◆ Short task
Copy each line that contains the string "JSON".

────

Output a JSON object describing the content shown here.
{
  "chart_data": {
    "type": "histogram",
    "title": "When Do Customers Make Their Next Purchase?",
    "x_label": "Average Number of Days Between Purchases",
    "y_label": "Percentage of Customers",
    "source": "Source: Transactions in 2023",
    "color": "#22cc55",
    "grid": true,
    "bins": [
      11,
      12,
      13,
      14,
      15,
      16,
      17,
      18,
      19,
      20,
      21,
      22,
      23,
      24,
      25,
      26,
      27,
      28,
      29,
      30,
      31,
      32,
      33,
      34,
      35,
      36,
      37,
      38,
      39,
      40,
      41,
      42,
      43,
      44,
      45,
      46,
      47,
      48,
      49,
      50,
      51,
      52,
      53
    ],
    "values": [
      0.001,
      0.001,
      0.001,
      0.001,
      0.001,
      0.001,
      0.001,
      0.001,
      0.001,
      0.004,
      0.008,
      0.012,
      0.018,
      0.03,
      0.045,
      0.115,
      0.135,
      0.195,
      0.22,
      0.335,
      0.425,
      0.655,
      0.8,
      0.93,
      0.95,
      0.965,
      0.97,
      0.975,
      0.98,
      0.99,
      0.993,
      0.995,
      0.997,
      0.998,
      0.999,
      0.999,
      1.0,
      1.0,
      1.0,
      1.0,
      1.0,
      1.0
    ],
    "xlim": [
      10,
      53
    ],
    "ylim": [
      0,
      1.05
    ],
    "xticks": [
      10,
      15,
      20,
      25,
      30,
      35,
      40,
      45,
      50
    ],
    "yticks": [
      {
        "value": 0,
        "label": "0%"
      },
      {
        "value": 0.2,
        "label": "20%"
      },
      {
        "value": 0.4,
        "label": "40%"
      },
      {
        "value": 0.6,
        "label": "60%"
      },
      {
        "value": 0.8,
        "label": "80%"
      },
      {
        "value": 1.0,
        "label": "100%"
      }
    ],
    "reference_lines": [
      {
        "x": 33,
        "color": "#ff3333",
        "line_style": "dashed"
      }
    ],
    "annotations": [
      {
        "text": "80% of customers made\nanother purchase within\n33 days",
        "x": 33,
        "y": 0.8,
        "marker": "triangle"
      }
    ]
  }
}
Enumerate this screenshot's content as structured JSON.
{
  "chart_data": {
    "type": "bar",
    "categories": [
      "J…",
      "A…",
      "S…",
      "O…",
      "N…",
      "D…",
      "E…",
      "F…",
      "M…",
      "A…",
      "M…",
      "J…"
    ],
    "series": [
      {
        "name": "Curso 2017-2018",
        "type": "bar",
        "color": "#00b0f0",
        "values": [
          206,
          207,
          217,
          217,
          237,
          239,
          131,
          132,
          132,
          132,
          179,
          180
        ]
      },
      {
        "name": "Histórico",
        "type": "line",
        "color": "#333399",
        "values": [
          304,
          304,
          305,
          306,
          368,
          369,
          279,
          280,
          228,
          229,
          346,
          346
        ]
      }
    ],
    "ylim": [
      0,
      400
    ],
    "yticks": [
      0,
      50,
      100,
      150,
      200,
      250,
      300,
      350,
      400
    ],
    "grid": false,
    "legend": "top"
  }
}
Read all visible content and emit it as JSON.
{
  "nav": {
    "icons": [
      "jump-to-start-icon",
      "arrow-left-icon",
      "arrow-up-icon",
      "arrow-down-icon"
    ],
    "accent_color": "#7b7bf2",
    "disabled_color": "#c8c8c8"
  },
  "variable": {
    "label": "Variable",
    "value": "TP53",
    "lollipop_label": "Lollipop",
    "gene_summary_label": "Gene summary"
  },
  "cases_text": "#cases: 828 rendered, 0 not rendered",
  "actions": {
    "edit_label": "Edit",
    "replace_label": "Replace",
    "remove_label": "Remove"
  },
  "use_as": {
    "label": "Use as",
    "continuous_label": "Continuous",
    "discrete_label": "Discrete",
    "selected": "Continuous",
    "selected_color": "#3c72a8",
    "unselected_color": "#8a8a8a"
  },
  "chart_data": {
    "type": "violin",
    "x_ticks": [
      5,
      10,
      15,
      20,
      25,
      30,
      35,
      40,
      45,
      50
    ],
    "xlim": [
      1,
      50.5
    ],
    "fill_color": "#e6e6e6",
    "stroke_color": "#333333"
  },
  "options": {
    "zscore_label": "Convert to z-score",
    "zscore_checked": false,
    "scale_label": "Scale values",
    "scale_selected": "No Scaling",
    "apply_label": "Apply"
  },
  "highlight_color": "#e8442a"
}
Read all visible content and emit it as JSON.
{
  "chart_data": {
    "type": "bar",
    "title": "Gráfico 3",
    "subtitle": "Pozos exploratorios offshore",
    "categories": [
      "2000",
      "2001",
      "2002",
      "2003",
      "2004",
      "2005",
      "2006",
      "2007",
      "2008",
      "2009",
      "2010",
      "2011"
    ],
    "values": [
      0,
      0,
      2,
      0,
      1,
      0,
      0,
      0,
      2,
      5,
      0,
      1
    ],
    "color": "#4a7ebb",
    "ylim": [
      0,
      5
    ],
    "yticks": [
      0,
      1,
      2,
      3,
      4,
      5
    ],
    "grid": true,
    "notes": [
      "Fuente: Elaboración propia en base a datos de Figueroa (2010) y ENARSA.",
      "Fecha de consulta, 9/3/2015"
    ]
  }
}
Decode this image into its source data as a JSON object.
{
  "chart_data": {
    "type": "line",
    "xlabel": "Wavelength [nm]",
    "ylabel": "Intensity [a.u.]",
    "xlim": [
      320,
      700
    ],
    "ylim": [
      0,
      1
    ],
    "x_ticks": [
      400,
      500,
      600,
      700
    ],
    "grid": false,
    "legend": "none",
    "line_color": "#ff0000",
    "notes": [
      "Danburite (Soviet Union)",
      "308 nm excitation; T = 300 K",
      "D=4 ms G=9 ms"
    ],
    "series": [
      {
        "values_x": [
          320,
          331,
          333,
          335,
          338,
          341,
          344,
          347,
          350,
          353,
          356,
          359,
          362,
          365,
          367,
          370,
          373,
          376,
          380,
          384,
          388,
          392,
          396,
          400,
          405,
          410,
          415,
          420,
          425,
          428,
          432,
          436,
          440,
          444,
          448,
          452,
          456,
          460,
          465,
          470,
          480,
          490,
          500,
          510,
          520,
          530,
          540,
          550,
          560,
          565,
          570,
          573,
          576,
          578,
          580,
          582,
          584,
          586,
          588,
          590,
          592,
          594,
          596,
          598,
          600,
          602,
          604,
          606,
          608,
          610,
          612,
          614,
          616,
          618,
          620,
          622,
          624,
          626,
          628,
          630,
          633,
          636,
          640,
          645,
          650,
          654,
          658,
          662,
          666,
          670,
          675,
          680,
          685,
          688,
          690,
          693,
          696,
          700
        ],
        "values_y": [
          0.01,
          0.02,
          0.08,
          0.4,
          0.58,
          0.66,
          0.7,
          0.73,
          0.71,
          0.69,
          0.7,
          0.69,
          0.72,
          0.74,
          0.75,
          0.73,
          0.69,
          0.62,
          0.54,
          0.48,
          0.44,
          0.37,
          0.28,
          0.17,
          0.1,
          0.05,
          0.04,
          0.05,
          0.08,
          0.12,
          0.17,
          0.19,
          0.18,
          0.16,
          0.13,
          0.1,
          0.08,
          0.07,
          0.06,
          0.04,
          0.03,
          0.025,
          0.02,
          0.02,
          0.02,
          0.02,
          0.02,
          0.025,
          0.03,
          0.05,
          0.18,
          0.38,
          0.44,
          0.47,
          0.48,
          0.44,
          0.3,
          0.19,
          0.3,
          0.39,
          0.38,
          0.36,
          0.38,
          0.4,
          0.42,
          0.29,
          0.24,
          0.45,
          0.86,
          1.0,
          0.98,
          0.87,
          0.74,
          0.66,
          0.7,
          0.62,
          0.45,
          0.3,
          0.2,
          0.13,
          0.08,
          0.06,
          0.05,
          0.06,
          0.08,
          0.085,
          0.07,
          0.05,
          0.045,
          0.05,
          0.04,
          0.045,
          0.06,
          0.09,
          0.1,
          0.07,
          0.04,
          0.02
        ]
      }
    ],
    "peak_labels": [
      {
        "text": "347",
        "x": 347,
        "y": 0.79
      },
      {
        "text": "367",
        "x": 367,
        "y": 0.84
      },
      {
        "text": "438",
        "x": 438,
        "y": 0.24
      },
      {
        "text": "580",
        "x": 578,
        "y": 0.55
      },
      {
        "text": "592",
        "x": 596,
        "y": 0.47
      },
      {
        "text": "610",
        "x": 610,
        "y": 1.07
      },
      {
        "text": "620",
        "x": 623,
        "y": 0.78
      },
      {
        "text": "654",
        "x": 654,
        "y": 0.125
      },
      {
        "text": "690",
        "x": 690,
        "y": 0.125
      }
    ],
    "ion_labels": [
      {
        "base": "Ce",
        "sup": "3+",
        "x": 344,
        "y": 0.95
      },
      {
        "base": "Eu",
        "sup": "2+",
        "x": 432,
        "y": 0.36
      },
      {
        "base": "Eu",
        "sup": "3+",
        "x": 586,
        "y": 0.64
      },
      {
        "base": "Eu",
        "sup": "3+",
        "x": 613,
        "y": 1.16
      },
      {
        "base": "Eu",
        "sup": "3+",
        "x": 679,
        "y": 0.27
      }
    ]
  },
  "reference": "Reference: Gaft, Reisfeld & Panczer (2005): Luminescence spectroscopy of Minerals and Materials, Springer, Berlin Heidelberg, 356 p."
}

────

◆ Answer to the task
Output a JSON object describing the content shown here.
Enumerate this screenshot's content as structured JSON.
Read all visible content and emit it as JSON.
Read all visible content and emit it as JSON.
Decode this image into its source data as a JSON object.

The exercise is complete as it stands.